## Material to process
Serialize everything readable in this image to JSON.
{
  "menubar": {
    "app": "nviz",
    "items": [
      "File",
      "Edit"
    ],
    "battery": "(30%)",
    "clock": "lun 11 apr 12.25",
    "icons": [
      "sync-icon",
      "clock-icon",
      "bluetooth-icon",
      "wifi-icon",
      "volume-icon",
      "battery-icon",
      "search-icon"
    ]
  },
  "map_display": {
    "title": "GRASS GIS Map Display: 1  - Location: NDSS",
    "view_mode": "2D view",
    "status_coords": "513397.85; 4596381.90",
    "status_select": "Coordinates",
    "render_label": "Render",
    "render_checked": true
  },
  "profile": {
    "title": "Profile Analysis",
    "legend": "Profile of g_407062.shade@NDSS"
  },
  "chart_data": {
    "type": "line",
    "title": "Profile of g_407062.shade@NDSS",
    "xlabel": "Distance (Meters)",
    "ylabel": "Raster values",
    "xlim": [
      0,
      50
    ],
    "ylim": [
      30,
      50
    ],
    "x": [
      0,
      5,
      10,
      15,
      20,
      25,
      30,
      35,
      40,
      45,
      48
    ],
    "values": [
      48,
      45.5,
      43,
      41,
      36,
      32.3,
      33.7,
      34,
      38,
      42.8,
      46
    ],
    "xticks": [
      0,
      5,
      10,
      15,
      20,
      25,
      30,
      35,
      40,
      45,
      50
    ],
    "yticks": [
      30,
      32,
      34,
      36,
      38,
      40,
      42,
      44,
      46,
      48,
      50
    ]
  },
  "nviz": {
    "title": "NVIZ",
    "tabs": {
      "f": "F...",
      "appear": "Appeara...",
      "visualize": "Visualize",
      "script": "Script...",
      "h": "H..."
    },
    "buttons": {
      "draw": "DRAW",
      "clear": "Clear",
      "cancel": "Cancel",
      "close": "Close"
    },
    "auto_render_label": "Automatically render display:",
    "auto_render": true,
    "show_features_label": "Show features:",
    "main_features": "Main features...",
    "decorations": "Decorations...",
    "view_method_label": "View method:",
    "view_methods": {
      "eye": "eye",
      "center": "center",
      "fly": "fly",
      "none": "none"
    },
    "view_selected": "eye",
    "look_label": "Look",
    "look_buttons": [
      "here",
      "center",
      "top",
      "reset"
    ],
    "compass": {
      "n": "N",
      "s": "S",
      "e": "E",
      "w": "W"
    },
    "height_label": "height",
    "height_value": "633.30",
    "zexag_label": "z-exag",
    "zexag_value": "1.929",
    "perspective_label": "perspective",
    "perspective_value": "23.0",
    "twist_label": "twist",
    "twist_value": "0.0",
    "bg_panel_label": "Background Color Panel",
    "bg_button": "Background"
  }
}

## Work to do
Of all the lines above, how many contain "title"? Give the number and nothing more.

## Worked solution
4